→ **Data lines**:
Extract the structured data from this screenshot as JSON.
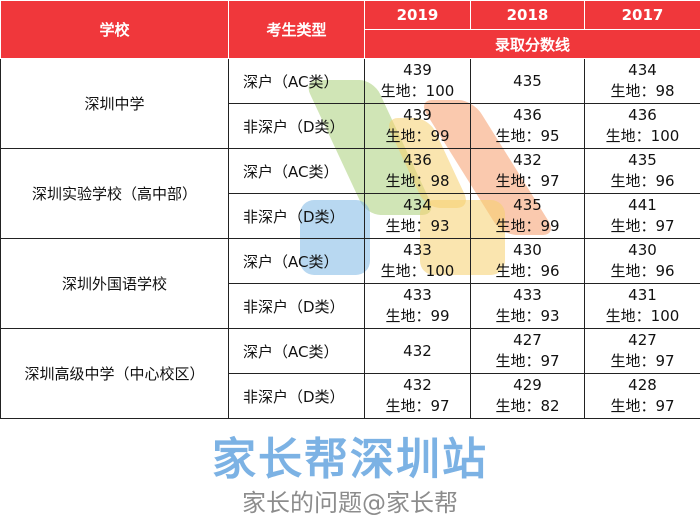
{
  "header": {
    "school": "学校",
    "type": "考生类型",
    "years": [
      "2019",
      "2018",
      "2017"
    ],
    "subheader": "录取分数线"
  },
  "colors": {
    "header_bg": "#f0373b",
    "header_text": "#ffffff"
  },
  "schools": [
    {
      "name": "深圳中学",
      "rows": [
        {
          "type": "深户（AC类）",
          "cells": [
            [
              "439",
              "生地：100"
            ],
            [
              "435",
              ""
            ],
            [
              "434",
              "生地：98"
            ]
          ]
        },
        {
          "type": "非深户（D类）",
          "cells": [
            [
              "439",
              "生地：99"
            ],
            [
              "436",
              "生地：95"
            ],
            [
              "436",
              "生地：100"
            ]
          ]
        }
      ]
    },
    {
      "name": "深圳实验学校（高中部）",
      "rows": [
        {
          "type": "深户（AC类）",
          "cells": [
            [
              "436",
              "生地：98"
            ],
            [
              "432",
              "生地：97"
            ],
            [
              "435",
              "生地：96"
            ]
          ]
        },
        {
          "type": "非深户（D类）",
          "cells": [
            [
              "434",
              "生地：93"
            ],
            [
              "435",
              "生地：99"
            ],
            [
              "441",
              "生地：97"
            ]
          ]
        }
      ]
    },
    {
      "name": "深圳外国语学校",
      "rows": [
        {
          "type": "深户（AC类）",
          "cells": [
            [
              "433",
              "生地：100"
            ],
            [
              "430",
              "生地：96"
            ],
            [
              "430",
              "生地：96"
            ]
          ]
        },
        {
          "type": "非深户（D类）",
          "cells": [
            [
              "433",
              "生地：99"
            ],
            [
              "433",
              "生地：93"
            ],
            [
              "431",
              "生地：100"
            ]
          ]
        }
      ]
    },
    {
      "name": "深圳高级中学（中心校区）",
      "rows": [
        {
          "type": "深户（AC类）",
          "cells": [
            [
              "432",
              ""
            ],
            [
              "427",
              "生地：97"
            ],
            [
              "427",
              "生地：97"
            ]
          ]
        },
        {
          "type": "非深户（D类）",
          "cells": [
            [
              "432",
              "生地：97"
            ],
            [
              "429",
              "生地：82"
            ],
            [
              "428",
              "生地：97"
            ]
          ]
        }
      ]
    }
  ],
  "watermark": {
    "brand": "家长帮深圳站",
    "caption": "家长的问题@家长帮"
  }
}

→ **Stated exercise**: Look through the records and gather every line containing "name".

→ **Response for this exercise**:
      "name": "深圳中学",
      "name": "深圳实验学校（高中部）",
      "name": "深圳外国语学校",
      "name": "深圳高级中学（中心校区）",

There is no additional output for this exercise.